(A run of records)
───

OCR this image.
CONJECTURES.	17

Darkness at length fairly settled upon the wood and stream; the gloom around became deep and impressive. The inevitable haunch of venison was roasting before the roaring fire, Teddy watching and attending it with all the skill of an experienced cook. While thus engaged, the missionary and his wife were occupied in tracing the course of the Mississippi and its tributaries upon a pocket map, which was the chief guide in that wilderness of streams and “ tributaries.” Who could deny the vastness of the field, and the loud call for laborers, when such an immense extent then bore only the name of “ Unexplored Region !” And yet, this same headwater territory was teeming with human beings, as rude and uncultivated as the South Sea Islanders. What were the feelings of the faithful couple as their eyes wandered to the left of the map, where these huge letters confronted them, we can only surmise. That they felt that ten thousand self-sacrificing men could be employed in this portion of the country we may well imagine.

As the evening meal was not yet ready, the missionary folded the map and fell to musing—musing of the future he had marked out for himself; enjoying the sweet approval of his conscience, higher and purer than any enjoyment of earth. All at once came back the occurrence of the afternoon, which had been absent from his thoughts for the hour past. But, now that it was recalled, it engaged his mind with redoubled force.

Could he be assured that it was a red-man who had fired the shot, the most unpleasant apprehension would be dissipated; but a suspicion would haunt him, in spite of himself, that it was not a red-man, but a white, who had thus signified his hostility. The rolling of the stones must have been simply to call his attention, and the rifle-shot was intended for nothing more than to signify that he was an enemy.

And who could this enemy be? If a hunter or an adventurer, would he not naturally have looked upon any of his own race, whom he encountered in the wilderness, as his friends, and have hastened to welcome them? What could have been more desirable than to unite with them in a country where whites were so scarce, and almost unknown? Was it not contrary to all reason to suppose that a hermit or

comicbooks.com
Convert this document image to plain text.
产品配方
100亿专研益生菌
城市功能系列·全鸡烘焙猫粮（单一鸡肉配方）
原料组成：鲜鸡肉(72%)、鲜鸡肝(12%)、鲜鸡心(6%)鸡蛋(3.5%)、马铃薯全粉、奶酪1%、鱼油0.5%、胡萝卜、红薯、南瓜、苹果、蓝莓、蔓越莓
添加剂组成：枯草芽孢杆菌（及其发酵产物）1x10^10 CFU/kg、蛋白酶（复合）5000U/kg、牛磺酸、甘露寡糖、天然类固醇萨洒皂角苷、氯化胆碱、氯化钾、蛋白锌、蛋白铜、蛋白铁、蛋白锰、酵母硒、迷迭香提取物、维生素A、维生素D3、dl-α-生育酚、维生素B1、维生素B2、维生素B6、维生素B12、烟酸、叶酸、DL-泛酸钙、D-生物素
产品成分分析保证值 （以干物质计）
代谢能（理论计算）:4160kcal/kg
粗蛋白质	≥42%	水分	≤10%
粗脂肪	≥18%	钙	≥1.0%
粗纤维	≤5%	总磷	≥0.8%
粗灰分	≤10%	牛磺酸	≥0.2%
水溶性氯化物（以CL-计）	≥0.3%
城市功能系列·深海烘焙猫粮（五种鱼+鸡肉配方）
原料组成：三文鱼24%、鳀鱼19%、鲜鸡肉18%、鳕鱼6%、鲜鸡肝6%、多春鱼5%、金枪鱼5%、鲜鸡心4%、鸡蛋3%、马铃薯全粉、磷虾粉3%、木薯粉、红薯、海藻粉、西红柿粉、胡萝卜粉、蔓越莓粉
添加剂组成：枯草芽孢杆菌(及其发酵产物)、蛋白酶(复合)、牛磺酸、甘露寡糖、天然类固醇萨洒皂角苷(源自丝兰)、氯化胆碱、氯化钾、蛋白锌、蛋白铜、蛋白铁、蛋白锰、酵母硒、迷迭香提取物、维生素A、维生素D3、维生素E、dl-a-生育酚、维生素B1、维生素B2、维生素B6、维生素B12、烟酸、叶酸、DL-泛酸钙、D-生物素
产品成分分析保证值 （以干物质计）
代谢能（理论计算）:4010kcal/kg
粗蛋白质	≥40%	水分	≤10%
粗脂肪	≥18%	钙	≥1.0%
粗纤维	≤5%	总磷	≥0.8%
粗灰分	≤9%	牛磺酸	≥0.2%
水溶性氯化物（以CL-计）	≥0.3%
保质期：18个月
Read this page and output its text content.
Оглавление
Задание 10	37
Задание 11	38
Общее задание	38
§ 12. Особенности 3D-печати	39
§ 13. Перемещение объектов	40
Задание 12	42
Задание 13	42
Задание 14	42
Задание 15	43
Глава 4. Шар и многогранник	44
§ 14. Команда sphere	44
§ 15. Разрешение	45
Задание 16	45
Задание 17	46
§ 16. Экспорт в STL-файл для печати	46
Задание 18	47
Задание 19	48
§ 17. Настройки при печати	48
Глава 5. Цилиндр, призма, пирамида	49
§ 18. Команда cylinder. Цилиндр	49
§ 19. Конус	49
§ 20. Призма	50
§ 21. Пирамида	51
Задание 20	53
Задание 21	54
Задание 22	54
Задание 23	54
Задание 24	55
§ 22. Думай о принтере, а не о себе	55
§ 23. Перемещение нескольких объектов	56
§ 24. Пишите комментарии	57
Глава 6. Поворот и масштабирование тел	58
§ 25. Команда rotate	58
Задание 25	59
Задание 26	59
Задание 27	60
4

───

[JOB]: Among the lines of the data, identify those with the word "添加剂组成". Copy each of them.

[RESPONSE FOR THIS EXERCISE]:
添加剂组成：枯草芽孢杆菌（及其发酵产物）1x10^10 CFU/kg、蛋白酶（复合）5000U/kg、牛磺酸、甘露寡糖、天然类固醇萨洒皂角苷、氯化胆碱、氯化钾、蛋白锌、蛋白铜、蛋白铁、蛋白锰、酵母硒、迷迭香提取物、维生素A、维生素D3、dl-α-生育酚、维生素B1、维生素B2、维生素B6、维生素B12、烟酸、叶酸、DL-泛酸钙、D-生物素
添加剂组成：枯草芽孢杆菌(及其发酵产物)、蛋白酶(复合)、牛磺酸、甘露寡糖、天然类固醇萨洒皂角苷(源自丝兰)、氯化胆碱、氯化钾、蛋白锌、蛋白铜、蛋白铁、蛋白锰、酵母硒、迷迭香提取物、维生素A、维生素D3、维生素E、dl-a-生育酚、维生素B1、维生素B2、维生素B6、维生素B12、烟酸、叶酸、DL-泛酸钙、D-生物素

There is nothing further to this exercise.